◆ The exercise
Copy out the whole listing exactly as written, leaving the pictures behind.

◆ Supplied information
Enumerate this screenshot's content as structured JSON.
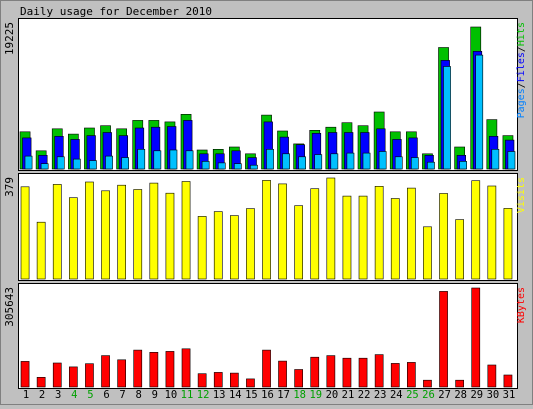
{
  "chart_data": {
    "type": "bar",
    "title": "Daily usage for December 2010",
    "categories": [
      "1",
      "2",
      "3",
      "4",
      "5",
      "6",
      "7",
      "8",
      "9",
      "10",
      "11",
      "12",
      "13",
      "14",
      "15",
      "16",
      "17",
      "18",
      "19",
      "20",
      "21",
      "22",
      "23",
      "24",
      "25",
      "26",
      "27",
      "28",
      "29",
      "30",
      "31"
    ],
    "weekend_days": [
      "4",
      "5",
      "11",
      "12",
      "18",
      "19",
      "25",
      "26"
    ],
    "panels": [
      {
        "id": "hits",
        "ymax": 19225,
        "ymax_label": "19225",
        "side_label": [
          {
            "text": "Pages",
            "color": "#0080ff"
          },
          {
            "text": "/",
            "color": "#000000"
          },
          {
            "text": "Files",
            "color": "#0000ff"
          },
          {
            "text": "/",
            "color": "#000000"
          },
          {
            "text": "Hits",
            "color": "#00c000"
          }
        ],
        "series": [
          {
            "name": "Hits",
            "color": "#00c000",
            "values": [
              4900,
              2400,
              5300,
              4600,
              5400,
              5700,
              5300,
              6400,
              6400,
              6200,
              7200,
              2500,
              2600,
              2900,
              2000,
              7100,
              5000,
              3300,
              5100,
              5500,
              6100,
              5700,
              7500,
              4900,
              4900,
              2000,
              16000,
              2900,
              18700,
              6500,
              4400
            ]
          },
          {
            "name": "Files",
            "color": "#0000ff",
            "values": [
              4100,
              1800,
              4300,
              3900,
              4400,
              4800,
              4400,
              5400,
              5500,
              5600,
              6400,
              2000,
              2000,
              2400,
              1500,
              6200,
              4200,
              3200,
              4700,
              4800,
              4800,
              4800,
              5300,
              3900,
              4100,
              1800,
              14300,
              1800,
              15500,
              4300,
              3800
            ]
          },
          {
            "name": "Pages",
            "color": "#00c0ff",
            "values": [
              1700,
              700,
              1600,
              1300,
              1100,
              1700,
              1500,
              2600,
              2400,
              2500,
              2400,
              1000,
              800,
              700,
              500,
              2600,
              2000,
              1600,
              1900,
              2000,
              2100,
              2100,
              2300,
              1600,
              1500,
              900,
              13500,
              1000,
              15000,
              2600,
              2300
            ]
          }
        ]
      },
      {
        "id": "visits",
        "ymax": 379,
        "ymax_label": "379",
        "side_label": [
          {
            "text": "Visits",
            "color": "#ffff00"
          }
        ],
        "series": [
          {
            "name": "Visits",
            "color": "#ffff00",
            "values": [
              346,
              213,
              355,
              305,
              364,
              331,
              352,
              336,
              360,
              322,
              366,
              235,
              253,
              238,
              264,
              370,
              357,
              275,
              339,
              379,
              311,
              311,
              348,
              302,
              341,
              196,
              321,
              223,
              369,
              349,
              265
            ]
          }
        ]
      },
      {
        "id": "kbytes",
        "ymax": 305643,
        "ymax_label": "305643",
        "side_label": [
          {
            "text": "KBytes",
            "color": "#ff0000"
          }
        ],
        "series": [
          {
            "name": "KBytes",
            "color": "#ff0000",
            "values": [
              79000,
              30000,
              74000,
              62000,
              72000,
              97000,
              84000,
              114000,
              107000,
              110000,
              118000,
              41000,
              45000,
              43000,
              25000,
              114000,
              80000,
              54000,
              92000,
              97000,
              89000,
              89000,
              100000,
              73000,
              76000,
              21000,
              295000,
              21000,
              305643,
              68000,
              37000
            ]
          }
        ]
      }
    ]
  },
  "colors": {
    "background": "#c0c0c0",
    "plot_background": "#ffffff",
    "frame": "#000000",
    "weekday_label": "#000000",
    "weekend_label": "#00a000"
  }
}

◆ Full answer
Enumerate this screenshot's content as structured JSON.
{
  "chart_data": {
    "type": "bar",
    "title": "Daily usage for December 2010",
    "categories": [
      "1",
      "2",
      "3",
      "4",
      "5",
      "6",
      "7",
      "8",
      "9",
      "10",
      "11",
      "12",
      "13",
      "14",
      "15",
      "16",
      "17",
      "18",
      "19",
      "20",
      "21",
      "22",
      "23",
      "24",
      "25",
      "26",
      "27",
      "28",
      "29",
      "30",
      "31"
    ],
    "weekend_days": [
      "4",
      "5",
      "11",
      "12",
      "18",
      "19",
      "25",
      "26"
    ],
    "panels": [
      {
        "id": "hits",
        "ymax": 19225,
        "ymax_label": "19225",
        "side_label": [
          {
            "text": "Pages",
            "color": "#0080ff"
          },
          {
            "text": "/",
            "color": "#000000"
          },
          {
            "text": "Files",
            "color": "#0000ff"
          },
          {
            "text": "/",
            "color": "#000000"
          },
          {
            "text": "Hits",
            "color": "#00c000"
          }
        ],
        "series": [
          {
            "name": "Hits",
            "color": "#00c000",
            "values": [
              4900,
              2400,
              5300,
              4600,
              5400,
              5700,
              5300,
              6400,
              6400,
              6200,
              7200,
              2500,
              2600,
              2900,
              2000,
              7100,
              5000,
              3300,
              5100,
              5500,
              6100,
              5700,
              7500,
              4900,
              4900,
              2000,
              16000,
              2900,
              18700,
              6500,
              4400
            ]
          },
          {
            "name": "Files",
            "color": "#0000ff",
            "values": [
              4100,
              1800,
              4300,
              3900,
              4400,
              4800,
              4400,
              5400,
              5500,
              5600,
              6400,
              2000,
              2000,
              2400,
              1500,
              6200,
              4200,
              3200,
              4700,
              4800,
              4800,
              4800,
              5300,
              3900,
              4100,
              1800,
              14300,
              1800,
              15500,
              4300,
              3800
            ]
          },
          {
            "name": "Pages",
            "color": "#00c0ff",
            "values": [
              1700,
              700,
              1600,
              1300,
              1100,
              1700,
              1500,
              2600,
              2400,
              2500,
              2400,
              1000,
              800,
              700,
              500,
              2600,
              2000,
              1600,
              1900,
              2000,
              2100,
              2100,
              2300,
              1600,
              1500,
              900,
              13500,
              1000,
              15000,
              2600,
              2300
            ]
          }
        ]
      },
      {
        "id": "visits",
        "ymax": 379,
        "ymax_label": "379",
        "side_label": [
          {
            "text": "Visits",
            "color": "#ffff00"
          }
        ],
        "series": [
          {
            "name": "Visits",
            "color": "#ffff00",
            "values": [
              346,
              213,
              355,
              305,
              364,
              331,
              352,
              336,
              360,
              322,
              366,
              235,
              253,
              238,
              264,
              370,
              357,
              275,
              339,
              379,
              311,
              311,
              348,
              302,
              341,
              196,
              321,
              223,
              369,
              349,
              265
            ]
          }
        ]
      },
      {
        "id": "kbytes",
        "ymax": 305643,
        "ymax_label": "305643",
        "side_label": [
          {
            "text": "KBytes",
            "color": "#ff0000"
          }
        ],
        "series": [
          {
            "name": "KBytes",
            "color": "#ff0000",
            "values": [
              79000,
              30000,
              74000,
              62000,
              72000,
              97000,
              84000,
              114000,
              107000,
              110000,
              118000,
              41000,
              45000,
              43000,
              25000,
              114000,
              80000,
              54000,
              92000,
              97000,
              89000,
              89000,
              100000,
              73000,
              76000,
              21000,
              295000,
              21000,
              305643,
              68000,
              37000
            ]
          }
        ]
      }
    ]
  },
  "colors": {
    "background": "#c0c0c0",
    "plot_background": "#ffffff",
    "frame": "#000000",
    "weekday_label": "#000000",
    "weekend_label": "#00a000"
  }
}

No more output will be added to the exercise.